**PROBLEM 1:** From the passage on Cloister Inn, copy the stretch from "Founded in 1912, Cloister" through "constructed in 1924." word for word.

**SOURCE PASSAGE:**
════════
Eating club at Princeton University

Cloister Inn is one of the undergraduate eating clubs at Princeton University in Princeton, New Jersey, United States.

Founded in 1912, Cloister occupies a neo-Gothic building on Prospect Avenue, between Cap and Gown Club and Charter Club. Cloister closed temporarily in 1972, becoming open to all Princeton alumni, before reopening as an undergraduate club in 1977. The club is "sign-in", meaning that it selects its members from a lottery process rather than the bicker process used by several of the eating clubs. Cloister typically attracts an athletic crowd and its members often include a number of Olympians. The official motto of the club is “Where everybody knows your name”.

== History ==
Cloister Inn was founded in 1912. The present building was constructed in 1924.

It was designed by architects R.H. Scannell and Charles Lewis Bowman NRHP

Cloister received mention in Ian Caldwell and Dustin Thomason's 2004 bestselling novel The Rule of Four. Caldwell, a 1998 graduate of Princeton, was a member of Cloister.
════════
**SUPPLIED DATA:**
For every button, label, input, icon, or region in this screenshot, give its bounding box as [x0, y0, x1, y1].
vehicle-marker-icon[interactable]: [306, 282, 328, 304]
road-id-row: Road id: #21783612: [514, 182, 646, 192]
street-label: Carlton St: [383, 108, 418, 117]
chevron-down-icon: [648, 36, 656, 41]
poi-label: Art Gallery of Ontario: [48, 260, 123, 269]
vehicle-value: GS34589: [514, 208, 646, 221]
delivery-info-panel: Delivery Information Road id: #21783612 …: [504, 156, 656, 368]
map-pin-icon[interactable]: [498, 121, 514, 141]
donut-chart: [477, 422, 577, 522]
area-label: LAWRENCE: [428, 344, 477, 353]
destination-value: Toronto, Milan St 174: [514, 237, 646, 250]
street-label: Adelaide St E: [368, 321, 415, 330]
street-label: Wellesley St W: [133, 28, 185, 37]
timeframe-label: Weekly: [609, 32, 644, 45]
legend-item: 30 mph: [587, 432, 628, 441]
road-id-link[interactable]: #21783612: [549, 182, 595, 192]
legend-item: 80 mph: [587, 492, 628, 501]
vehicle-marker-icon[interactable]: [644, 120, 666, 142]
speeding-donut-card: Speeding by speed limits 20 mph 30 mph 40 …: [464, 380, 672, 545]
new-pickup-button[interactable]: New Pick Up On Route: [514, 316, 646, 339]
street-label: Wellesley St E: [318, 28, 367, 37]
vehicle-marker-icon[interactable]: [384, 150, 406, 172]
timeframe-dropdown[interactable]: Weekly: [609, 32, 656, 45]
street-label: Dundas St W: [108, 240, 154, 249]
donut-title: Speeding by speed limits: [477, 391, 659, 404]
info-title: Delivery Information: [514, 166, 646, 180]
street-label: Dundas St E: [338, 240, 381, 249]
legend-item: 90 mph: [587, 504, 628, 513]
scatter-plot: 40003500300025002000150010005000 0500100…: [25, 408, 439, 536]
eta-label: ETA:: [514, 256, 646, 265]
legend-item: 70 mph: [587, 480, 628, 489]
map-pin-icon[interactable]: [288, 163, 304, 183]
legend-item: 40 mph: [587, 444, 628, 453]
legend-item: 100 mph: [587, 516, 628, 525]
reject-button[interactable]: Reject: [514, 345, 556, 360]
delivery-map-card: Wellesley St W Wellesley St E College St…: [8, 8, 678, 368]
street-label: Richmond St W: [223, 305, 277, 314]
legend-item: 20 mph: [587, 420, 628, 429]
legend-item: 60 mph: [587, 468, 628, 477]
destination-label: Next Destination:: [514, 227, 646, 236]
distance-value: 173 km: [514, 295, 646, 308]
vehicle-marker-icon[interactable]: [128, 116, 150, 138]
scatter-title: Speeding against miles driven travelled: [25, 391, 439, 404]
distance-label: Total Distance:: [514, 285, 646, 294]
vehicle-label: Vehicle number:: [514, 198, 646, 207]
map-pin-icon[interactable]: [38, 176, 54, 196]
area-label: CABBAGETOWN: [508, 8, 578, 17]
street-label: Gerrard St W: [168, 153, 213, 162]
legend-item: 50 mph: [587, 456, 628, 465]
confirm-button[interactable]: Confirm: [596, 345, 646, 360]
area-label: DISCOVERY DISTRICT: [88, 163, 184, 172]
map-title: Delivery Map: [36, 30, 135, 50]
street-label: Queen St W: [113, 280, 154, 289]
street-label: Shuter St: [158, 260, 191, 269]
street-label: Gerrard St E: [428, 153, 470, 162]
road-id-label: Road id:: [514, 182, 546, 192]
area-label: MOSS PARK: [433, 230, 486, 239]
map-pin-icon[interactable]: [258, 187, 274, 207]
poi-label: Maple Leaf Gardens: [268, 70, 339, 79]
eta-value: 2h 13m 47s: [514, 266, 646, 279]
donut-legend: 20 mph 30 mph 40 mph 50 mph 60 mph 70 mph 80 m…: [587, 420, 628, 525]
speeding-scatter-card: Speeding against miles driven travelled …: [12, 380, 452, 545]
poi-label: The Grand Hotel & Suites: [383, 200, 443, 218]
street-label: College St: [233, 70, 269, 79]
════════
**PROBLEM 2:** Turn the lines of the records from the start through the line containing "donut-chart: [477, 422, 577, 522]" into a numbered list, leaving out any blank lines.

**EXPECTED OUTPUT 1:**
Founded in 1912, Cloister occupies a neo-Gothic building on Prospect Avenue, between Cap and Gown Club and Charter Club. Cloister closed temporarily in 1972, becoming open to all Princeton alumni, before reopening as an undergraduate club in 1977. The club is "sign-in", meaning that it selects its members from a lottery process rather than the bicker process used by several of the eating clubs. Cloister typically attracts an athletic crowd and its members often include a number of Olympians. The official motto of the club is “Where everybody knows your name”.

== History ==
Cloister Inn was founded in 1912. The present building was constructed in 1924.

**EXPECTED OUTPUT 2:**
1. For every button, label, input, icon, or region in this screenshot, give its bounding box as [x0, y0, x1, y1].
2. vehicle-marker-icon[interactable]: [306, 282, 328, 304]
3. road-id-row: Road id: #21783612: [514, 182, 646, 192]
4. street-label: Carlton St: [383, 108, 418, 117]
5. chevron-down-icon: [648, 36, 656, 41]
6. poi-label: Art Gallery of Ontario: [48, 260, 123, 269]
7. vehicle-value: GS34589: [514, 208, 646, 221]
8. delivery-info-panel: Delivery Information Road id: #21783612 …: [504, 156, 656, 368]
9. map-pin-icon[interactable]: [498, 121, 514, 141]
10. donut-chart: [477, 422, 577, 522]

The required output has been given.